═══ DATASET
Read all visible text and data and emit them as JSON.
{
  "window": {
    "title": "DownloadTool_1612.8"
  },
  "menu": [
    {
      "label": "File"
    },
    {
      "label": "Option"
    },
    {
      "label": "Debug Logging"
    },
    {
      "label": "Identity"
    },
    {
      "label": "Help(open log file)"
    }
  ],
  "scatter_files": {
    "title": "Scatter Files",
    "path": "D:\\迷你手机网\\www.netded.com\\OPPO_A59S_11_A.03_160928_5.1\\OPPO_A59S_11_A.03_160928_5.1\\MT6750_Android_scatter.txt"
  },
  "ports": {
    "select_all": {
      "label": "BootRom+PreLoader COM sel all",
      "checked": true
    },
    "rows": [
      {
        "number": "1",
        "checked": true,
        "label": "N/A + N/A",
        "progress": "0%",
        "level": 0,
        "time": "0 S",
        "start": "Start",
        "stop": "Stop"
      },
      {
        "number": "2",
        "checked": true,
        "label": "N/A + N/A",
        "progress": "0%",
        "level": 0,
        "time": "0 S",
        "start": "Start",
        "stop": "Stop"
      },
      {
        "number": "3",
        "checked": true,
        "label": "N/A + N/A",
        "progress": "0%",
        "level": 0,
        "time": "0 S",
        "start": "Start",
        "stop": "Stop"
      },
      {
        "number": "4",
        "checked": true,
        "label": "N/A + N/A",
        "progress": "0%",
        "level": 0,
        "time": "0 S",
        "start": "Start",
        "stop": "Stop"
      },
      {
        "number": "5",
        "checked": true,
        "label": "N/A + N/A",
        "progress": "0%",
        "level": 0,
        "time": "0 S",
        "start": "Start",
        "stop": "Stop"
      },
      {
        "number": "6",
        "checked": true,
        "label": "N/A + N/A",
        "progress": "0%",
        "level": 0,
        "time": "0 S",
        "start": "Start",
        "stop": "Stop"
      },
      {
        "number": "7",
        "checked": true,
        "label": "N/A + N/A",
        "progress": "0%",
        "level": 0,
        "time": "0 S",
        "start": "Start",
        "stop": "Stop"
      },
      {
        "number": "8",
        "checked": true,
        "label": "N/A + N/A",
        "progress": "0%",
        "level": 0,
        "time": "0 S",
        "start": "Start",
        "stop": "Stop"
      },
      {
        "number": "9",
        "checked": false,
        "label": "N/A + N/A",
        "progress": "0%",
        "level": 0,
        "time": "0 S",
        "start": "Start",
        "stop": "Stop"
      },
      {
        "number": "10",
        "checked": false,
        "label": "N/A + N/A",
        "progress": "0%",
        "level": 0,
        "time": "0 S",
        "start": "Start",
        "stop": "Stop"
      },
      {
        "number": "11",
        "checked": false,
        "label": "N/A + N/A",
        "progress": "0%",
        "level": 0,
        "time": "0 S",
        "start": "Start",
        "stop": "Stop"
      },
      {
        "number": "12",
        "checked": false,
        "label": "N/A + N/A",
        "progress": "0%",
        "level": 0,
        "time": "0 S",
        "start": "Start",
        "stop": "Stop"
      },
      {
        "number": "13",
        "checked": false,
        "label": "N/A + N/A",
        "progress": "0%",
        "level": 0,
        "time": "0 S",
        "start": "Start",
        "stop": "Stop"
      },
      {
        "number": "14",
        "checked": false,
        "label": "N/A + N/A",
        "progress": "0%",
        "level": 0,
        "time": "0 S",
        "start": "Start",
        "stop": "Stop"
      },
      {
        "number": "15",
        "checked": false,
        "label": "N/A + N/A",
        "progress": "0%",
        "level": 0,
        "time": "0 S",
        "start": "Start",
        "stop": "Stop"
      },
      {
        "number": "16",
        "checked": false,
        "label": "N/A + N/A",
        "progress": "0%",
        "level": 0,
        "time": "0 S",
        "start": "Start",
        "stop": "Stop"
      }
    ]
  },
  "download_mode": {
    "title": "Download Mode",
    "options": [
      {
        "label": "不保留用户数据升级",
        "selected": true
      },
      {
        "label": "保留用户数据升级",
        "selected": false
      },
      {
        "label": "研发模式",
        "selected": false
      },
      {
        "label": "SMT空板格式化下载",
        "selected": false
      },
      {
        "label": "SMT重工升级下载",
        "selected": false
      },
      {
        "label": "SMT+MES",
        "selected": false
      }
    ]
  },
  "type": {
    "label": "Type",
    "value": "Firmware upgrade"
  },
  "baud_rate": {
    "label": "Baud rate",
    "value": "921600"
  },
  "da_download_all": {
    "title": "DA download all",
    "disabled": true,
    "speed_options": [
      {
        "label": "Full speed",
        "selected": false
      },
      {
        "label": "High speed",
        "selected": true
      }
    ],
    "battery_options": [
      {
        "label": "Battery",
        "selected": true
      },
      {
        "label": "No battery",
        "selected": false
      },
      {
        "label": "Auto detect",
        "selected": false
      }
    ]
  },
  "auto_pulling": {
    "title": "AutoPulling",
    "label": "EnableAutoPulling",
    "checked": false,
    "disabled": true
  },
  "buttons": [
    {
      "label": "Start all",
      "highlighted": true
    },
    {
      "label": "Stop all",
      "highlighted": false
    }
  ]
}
══════
EXERCISE DIRECTIONS — Extract the entries above verbatim.

FINISHED EXERCISE —
Read all visible text and data and emit them as JSON.
{
  "window": {
    "title": "DownloadTool_1612.8"
  },
  "menu": [
    {
      "label": "File"
    },
    {
      "label": "Option"
    },
    {
      "label": "Debug Logging"
    },
    {
      "label": "Identity"
    },
    {
      "label": "Help(open log file)"
    }
  ],
  "scatter_files": {
    "title": "Scatter Files",
    "path": "D:\\迷你手机网\\www.netded.com\\OPPO_A59S_11_A.03_160928_5.1\\OPPO_A59S_11_A.03_160928_5.1\\MT6750_Android_scatter.txt"
  },
  "ports": {
    "select_all": {
      "label": "BootRom+PreLoader COM sel all",
      "checked": true
    },
    "rows": [
      {
        "number": "1",
        "checked": true,
        "label": "N/A + N/A",
        "progress": "0%",
        "level": 0,
        "time": "0 S",
        "start": "Start",
        "stop": "Stop"
      },
      {
        "number": "2",
        "checked": true,
        "label": "N/A + N/A",
        "progress": "0%",
        "level": 0,
        "time": "0 S",
        "start": "Start",
        "stop": "Stop"
      },
      {
        "number": "3",
        "checked": true,
        "label": "N/A + N/A",
        "progress": "0%",
        "level": 0,
        "time": "0 S",
        "start": "Start",
        "stop": "Stop"
      },
      {
        "number": "4",
        "checked": true,
        "label": "N/A + N/A",
        "progress": "0%",
        "level": 0,
        "time": "0 S",
        "start": "Start",
        "stop": "Stop"
      },
      {
        "number": "5",
        "checked": true,
        "label": "N/A + N/A",
        "progress": "0%",
        "level": 0,
        "time": "0 S",
        "start": "Start",
        "stop": "Stop"
      },
      {
        "number": "6",
        "checked": true,
        "label": "N/A + N/A",
        "progress": "0%",
        "level": 0,
        "time": "0 S",
        "start": "Start",
        "stop": "Stop"
      },
      {
        "number": "7",
        "checked": true,
        "label": "N/A + N/A",
        "progress": "0%",
        "level": 0,
        "time": "0 S",
        "start": "Start",
        "stop": "Stop"
      },
      {
        "number": "8",
        "checked": true,
        "label": "N/A + N/A",
        "progress": "0%",
        "level": 0,
        "time": "0 S",
        "start": "Start",
        "stop": "Stop"
      },
      {
        "number": "9",
        "checked": false,
        "label": "N/A + N/A",
        "progress": "0%",
        "level": 0,
        "time": "0 S",
        "start": "Start",
        "stop": "Stop"
      },
      {
        "number": "10",
        "checked": false,
        "label": "N/A + N/A",
        "progress": "0%",
        "level": 0,
        "time": "0 S",
        "start": "Start",
        "stop": "Stop"
      },
      {
        "number": "11",
        "checked": false,
        "label": "N/A + N/A",
        "progress": "0%",
        "level": 0,
        "time": "0 S",
        "start": "Start",
        "stop": "Stop"
      },
      {
        "number": "12",
        "checked": false,
        "label": "N/A + N/A",
        "progress": "0%",
        "level": 0,
        "time": "0 S",
        "start": "Start",
        "stop": "Stop"
      },
      {
        "number": "13",
        "checked": false,
        "label": "N/A + N/A",
        "progress": "0%",
        "level": 0,
        "time": "0 S",
        "start": "Start",
        "stop": "Stop"
      },
      {
        "number": "14",
        "checked": false,
        "label": "N/A + N/A",
        "progress": "0%",
        "level": 0,
        "time": "0 S",
        "start": "Start",
        "stop": "Stop"
      },
      {
        "number": "15",
        "checked": false,
        "label": "N/A + N/A",
        "progress": "0%",
        "level": 0,
        "time": "0 S",
        "start": "Start",
        "stop": "Stop"
      },
      {
        "number": "16",
        "checked": false,
        "label": "N/A + N/A",
        "progress": "0%",
        "level": 0,
        "time": "0 S",
        "start": "Start",
        "stop": "Stop"
      }
    ]
  },
  "download_mode": {
    "title": "Download Mode",
    "options": [
      {
        "label": "不保留用户数据升级",
        "selected": true
      },
      {
        "label": "保留用户数据升级",
        "selected": false
      },
      {
        "label": "研发模式",
        "selected": false
      },
      {
        "label": "SMT空板格式化下载",
        "selected": false
      },
      {
        "label": "SMT重工升级下载",
        "selected": false
      },
      {
        "label": "SMT+MES",
        "selected": false
      }
    ]
  },
  "type": {
    "label": "Type",
    "value": "Firmware upgrade"
  },
  "baud_rate": {
    "label": "Baud rate",
    "value": "921600"
  },
  "da_download_all": {
    "title": "DA download all",
    "disabled": true,
    "speed_options": [
      {
        "label": "Full speed",
        "selected": false
      },
      {
        "label": "High speed",
        "selected": true
      }
    ],
    "battery_options": [
      {
        "label": "Battery",
        "selected": true
      },
      {
        "label": "No battery",
        "selected": false
      },
      {
        "label": "Auto detect",
        "selected": false
      }
    ]
  },
  "auto_pulling": {
    "title": "AutoPulling",
    "label": "EnableAutoPulling",
    "checked": false,
    "disabled": true
  },
  "buttons": [
    {
      "label": "Start all",
      "highlighted": true
    },
    {
      "label": "Stop all",
      "highlighted": false
    }
  ]
}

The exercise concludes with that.